# Start of Dataset records

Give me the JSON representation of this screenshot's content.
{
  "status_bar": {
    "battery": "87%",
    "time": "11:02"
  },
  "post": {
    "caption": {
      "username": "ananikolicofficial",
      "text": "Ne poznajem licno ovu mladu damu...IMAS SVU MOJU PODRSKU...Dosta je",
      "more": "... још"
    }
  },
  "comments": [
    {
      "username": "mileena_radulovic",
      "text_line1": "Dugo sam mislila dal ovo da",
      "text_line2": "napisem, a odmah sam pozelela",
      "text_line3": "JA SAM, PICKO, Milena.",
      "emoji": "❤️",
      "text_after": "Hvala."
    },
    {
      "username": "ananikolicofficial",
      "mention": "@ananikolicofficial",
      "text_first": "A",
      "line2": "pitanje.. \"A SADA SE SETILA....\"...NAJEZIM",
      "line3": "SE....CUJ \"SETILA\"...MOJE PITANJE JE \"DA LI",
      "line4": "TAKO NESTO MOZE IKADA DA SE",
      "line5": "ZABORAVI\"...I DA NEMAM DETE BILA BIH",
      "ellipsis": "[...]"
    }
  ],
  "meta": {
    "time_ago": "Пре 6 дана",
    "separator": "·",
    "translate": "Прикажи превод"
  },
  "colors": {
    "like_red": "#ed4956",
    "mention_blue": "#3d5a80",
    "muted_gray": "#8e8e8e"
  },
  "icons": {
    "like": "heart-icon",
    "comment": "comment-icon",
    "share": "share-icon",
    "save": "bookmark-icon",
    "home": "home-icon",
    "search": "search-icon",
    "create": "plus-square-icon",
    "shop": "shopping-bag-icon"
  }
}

# End of Dataset records

> What you will do: Every line above should be retyped exactly as given.

> Answer to this problem:
Give me the JSON representation of this screenshot's content.
{
  "status_bar": {
    "battery": "87%",
    "time": "11:02"
  },
  "post": {
    "caption": {
      "username": "ananikolicofficial",
      "text": "Ne poznajem licno ovu mladu damu...IMAS SVU MOJU PODRSKU...Dosta je",
      "more": "... још"
    }
  },
  "comments": [
    {
      "username": "mileena_radulovic",
      "text_line1": "Dugo sam mislila dal ovo da",
      "text_line2": "napisem, a odmah sam pozelela",
      "text_line3": "JA SAM, PICKO, Milena.",
      "emoji": "❤️",
      "text_after": "Hvala."
    },
    {
      "username": "ananikolicofficial",
      "mention": "@ananikolicofficial",
      "text_first": "A",
      "line2": "pitanje.. \"A SADA SE SETILA....\"...NAJEZIM",
      "line3": "SE....CUJ \"SETILA\"...MOJE PITANJE JE \"DA LI",
      "line4": "TAKO NESTO MOZE IKADA DA SE",
      "line5": "ZABORAVI\"...I DA NEMAM DETE BILA BIH",
      "ellipsis": "[...]"
    }
  ],
  "meta": {
    "time_ago": "Пре 6 дана",
    "separator": "·",
    "translate": "Прикажи превод"
  },
  "colors": {
    "like_red": "#ed4956",
    "mention_blue": "#3d5a80",
    "muted_gray": "#8e8e8e"
  },
  "icons": {
    "like": "heart-icon",
    "comment": "comment-icon",
    "share": "share-icon",
    "save": "bookmark-icon",
    "home": "home-icon",
    "search": "search-icon",
    "create": "plus-square-icon",
    "shop": "shopping-bag-icon"
  }
}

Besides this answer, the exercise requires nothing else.